» **Supplied entries**
++++++++++++++++++++

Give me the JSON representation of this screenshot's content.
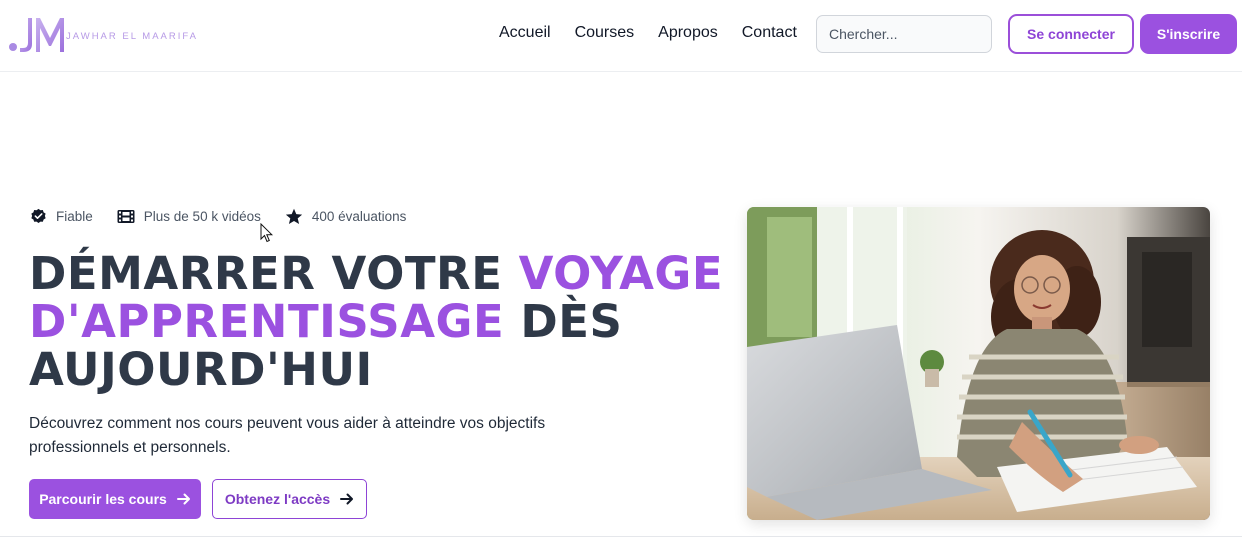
{
  "brand": {
    "logo_mark": "JM",
    "name": "JAWHAR EL MAARIFA"
  },
  "nav": {
    "items": [
      "Accueil",
      "Courses",
      "Apropos",
      "Contact"
    ]
  },
  "search": {
    "placeholder": "Chercher..."
  },
  "auth": {
    "login_label": "Se connecter",
    "signup_label": "S'inscrire"
  },
  "badges": {
    "trusted": "Fiable",
    "videos": "Plus de 50 k vidéos",
    "reviews": "400 évaluations"
  },
  "hero": {
    "title_part1": "DÉMARRER VOTRE ",
    "title_accent1": "VOYAGE",
    "title_accent2": "D'APPRENTISSAGE",
    "title_part2": " DÈS",
    "title_part3": "AUJOURD'HUI",
    "description": "Découvrez comment nos cours peuvent vous aider à atteindre vos objectifs professionnels et personnels.",
    "primary_cta": "Parcourir les cours",
    "secondary_cta": "Obtenez l'accès"
  },
  "colors": {
    "accent": "#9b51e0",
    "heading": "#2f3948"
  },
  "icons": {
    "trusted": "check-badge-icon",
    "videos": "film-icon",
    "reviews": "star-icon",
    "cta": "arrow-right-icon"
  }
}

++++++++++++++++++++

» **Exercise description**
Repeat the records above exactly, omitting every picture.

» **Exercise result**
Give me the JSON representation of this screenshot's content.
{
  "brand": {
    "logo_mark": "JM",
    "name": "JAWHAR EL MAARIFA"
  },
  "nav": {
    "items": [
      "Accueil",
      "Courses",
      "Apropos",
      "Contact"
    ]
  },
  "search": {
    "placeholder": "Chercher..."
  },
  "auth": {
    "login_label": "Se connecter",
    "signup_label": "S'inscrire"
  },
  "badges": {
    "trusted": "Fiable",
    "videos": "Plus de 50 k vidéos",
    "reviews": "400 évaluations"
  },
  "hero": {
    "title_part1": "DÉMARRER VOTRE ",
    "title_accent1": "VOYAGE",
    "title_accent2": "D'APPRENTISSAGE",
    "title_part2": " DÈS",
    "title_part3": "AUJOURD'HUI",
    "description": "Découvrez comment nos cours peuvent vous aider à atteindre vos objectifs professionnels et personnels.",
    "primary_cta": "Parcourir les cours",
    "secondary_cta": "Obtenez l'accès"
  },
  "colors": {
    "accent": "#9b51e0",
    "heading": "#2f3948"
  },
  "icons": {
    "trusted": "check-badge-icon",
    "videos": "film-icon",
    "reviews": "star-icon",
    "cta": "arrow-right-icon"
  }
}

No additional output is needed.